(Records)
★ ★ ★ ★
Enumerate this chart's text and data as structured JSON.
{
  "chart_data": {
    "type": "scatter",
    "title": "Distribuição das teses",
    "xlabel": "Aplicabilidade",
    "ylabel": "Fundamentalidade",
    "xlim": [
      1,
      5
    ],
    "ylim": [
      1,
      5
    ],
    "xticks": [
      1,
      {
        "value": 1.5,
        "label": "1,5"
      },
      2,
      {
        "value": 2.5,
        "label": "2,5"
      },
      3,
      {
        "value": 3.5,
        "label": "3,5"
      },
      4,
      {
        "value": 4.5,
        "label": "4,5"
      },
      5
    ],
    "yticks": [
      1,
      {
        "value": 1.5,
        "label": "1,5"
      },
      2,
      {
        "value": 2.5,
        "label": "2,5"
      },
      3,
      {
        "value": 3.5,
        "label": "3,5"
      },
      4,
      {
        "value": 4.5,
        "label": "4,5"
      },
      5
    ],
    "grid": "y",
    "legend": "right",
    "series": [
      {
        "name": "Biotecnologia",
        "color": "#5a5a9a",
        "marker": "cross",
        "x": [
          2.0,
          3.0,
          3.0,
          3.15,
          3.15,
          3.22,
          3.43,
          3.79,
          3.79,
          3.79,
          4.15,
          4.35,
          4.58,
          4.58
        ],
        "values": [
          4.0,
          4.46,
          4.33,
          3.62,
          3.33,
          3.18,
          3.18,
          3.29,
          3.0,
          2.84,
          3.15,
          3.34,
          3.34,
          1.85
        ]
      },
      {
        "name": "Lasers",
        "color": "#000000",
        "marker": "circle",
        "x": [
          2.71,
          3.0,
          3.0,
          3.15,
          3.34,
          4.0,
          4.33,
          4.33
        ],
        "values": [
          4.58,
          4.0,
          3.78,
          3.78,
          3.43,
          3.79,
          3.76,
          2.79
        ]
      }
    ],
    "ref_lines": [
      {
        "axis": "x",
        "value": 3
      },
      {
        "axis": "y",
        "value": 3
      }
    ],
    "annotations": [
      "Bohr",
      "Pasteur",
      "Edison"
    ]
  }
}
★ ★ ★ ★
Print every entry exactly as it appears.

• Answer below:
Enumerate this chart's text and data as structured JSON.
{
  "chart_data": {
    "type": "scatter",
    "title": "Distribuição das teses",
    "xlabel": "Aplicabilidade",
    "ylabel": "Fundamentalidade",
    "xlim": [
      1,
      5
    ],
    "ylim": [
      1,
      5
    ],
    "xticks": [
      1,
      {
        "value": 1.5,
        "label": "1,5"
      },
      2,
      {
        "value": 2.5,
        "label": "2,5"
      },
      3,
      {
        "value": 3.5,
        "label": "3,5"
      },
      4,
      {
        "value": 4.5,
        "label": "4,5"
      },
      5
    ],
    "yticks": [
      1,
      {
        "value": 1.5,
        "label": "1,5"
      },
      2,
      {
        "value": 2.5,
        "label": "2,5"
      },
      3,
      {
        "value": 3.5,
        "label": "3,5"
      },
      4,
      {
        "value": 4.5,
        "label": "4,5"
      },
      5
    ],
    "grid": "y",
    "legend": "right",
    "series": [
      {
        "name": "Biotecnologia",
        "color": "#5a5a9a",
        "marker": "cross",
        "x": [
          2.0,
          3.0,
          3.0,
          3.15,
          3.15,
          3.22,
          3.43,
          3.79,
          3.79,
          3.79,
          4.15,
          4.35,
          4.58,
          4.58
        ],
        "values": [
          4.0,
          4.46,
          4.33,
          3.62,
          3.33,
          3.18,
          3.18,
          3.29,
          3.0,
          2.84,
          3.15,
          3.34,
          3.34,
          1.85
        ]
      },
      {
        "name": "Lasers",
        "color": "#000000",
        "marker": "circle",
        "x": [
          2.71,
          3.0,
          3.0,
          3.15,
          3.34,
          4.0,
          4.33,
          4.33
        ],
        "values": [
          4.58,
          4.0,
          3.78,
          3.78,
          3.43,
          3.79,
          3.76,
          2.79
        ]
      }
    ],
    "ref_lines": [
      {
        "axis": "x",
        "value": 3
      },
      {
        "axis": "y",
        "value": 3
      }
    ],
    "annotations": [
      "Bohr",
      "Pasteur",
      "Edison"
    ]
  }
}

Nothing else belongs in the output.